=== Data rows ===

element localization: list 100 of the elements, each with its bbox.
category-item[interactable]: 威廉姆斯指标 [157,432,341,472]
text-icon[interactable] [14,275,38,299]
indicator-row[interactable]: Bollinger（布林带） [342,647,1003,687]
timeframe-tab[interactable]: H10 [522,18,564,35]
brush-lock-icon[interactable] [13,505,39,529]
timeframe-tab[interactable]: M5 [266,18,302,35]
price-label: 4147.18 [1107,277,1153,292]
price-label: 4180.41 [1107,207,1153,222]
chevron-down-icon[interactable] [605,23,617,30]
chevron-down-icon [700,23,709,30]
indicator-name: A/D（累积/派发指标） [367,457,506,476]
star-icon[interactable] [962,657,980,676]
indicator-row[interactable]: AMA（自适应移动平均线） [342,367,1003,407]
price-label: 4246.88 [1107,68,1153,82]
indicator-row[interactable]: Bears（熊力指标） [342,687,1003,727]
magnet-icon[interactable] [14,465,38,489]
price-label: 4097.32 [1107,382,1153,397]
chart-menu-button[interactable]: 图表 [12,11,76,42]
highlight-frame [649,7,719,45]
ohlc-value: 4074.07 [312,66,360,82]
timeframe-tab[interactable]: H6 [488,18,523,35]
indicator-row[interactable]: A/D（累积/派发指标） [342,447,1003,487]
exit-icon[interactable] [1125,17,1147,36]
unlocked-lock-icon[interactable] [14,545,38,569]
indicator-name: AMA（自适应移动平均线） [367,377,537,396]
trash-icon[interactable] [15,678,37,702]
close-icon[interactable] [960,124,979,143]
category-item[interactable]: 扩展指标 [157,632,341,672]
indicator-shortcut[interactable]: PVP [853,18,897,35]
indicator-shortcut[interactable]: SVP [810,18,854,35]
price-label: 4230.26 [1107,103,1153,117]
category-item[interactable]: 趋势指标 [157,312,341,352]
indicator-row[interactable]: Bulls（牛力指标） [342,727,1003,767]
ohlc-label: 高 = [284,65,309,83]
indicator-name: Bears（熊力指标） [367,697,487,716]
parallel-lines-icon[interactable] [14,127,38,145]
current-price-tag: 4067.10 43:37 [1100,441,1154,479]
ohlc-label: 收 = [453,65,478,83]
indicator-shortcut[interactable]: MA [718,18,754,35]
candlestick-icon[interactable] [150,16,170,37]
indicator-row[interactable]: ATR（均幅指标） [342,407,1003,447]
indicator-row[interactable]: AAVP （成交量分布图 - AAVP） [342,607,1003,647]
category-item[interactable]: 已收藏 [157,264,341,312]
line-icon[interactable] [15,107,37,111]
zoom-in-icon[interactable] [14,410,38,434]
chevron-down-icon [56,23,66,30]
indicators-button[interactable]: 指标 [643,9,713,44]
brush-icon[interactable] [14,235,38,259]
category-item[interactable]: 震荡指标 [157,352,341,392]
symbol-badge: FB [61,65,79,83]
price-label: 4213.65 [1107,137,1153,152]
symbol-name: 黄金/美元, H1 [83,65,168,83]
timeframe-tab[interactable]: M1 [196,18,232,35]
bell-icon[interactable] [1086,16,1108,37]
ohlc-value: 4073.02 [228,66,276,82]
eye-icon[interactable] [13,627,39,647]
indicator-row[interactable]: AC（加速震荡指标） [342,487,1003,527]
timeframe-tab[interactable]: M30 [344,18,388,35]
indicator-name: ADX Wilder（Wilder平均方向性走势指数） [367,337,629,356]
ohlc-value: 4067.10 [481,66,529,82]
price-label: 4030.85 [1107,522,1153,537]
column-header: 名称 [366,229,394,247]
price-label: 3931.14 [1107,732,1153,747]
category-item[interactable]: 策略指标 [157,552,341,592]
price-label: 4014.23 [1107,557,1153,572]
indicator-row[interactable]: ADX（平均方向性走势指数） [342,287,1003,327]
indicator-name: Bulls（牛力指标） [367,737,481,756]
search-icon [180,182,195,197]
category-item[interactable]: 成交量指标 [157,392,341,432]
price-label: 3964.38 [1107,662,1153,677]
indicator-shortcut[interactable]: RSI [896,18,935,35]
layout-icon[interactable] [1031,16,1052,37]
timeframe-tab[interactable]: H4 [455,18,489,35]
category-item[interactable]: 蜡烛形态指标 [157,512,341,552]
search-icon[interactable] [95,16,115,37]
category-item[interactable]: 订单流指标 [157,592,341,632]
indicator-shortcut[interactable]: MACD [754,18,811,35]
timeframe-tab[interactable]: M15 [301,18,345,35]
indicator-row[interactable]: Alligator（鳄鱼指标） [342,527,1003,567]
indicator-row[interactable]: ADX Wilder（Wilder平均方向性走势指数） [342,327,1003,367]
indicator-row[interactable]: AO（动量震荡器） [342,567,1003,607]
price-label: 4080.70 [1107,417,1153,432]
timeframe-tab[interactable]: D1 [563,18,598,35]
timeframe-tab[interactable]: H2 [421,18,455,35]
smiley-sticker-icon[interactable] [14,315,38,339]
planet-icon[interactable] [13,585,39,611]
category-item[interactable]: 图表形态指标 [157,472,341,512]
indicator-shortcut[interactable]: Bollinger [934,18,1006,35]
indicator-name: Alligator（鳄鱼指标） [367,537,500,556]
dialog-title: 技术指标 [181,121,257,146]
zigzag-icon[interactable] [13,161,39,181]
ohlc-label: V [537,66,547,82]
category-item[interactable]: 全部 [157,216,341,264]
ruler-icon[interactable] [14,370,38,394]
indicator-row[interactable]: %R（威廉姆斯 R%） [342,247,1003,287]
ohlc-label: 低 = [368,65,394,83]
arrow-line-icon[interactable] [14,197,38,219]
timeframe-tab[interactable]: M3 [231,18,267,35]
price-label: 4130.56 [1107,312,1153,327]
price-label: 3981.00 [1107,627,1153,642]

===

== Directions for this task ==
Tally the rows in the data above that contain the string "brush". Reply with the count alone.

== Output for this exercise ==
2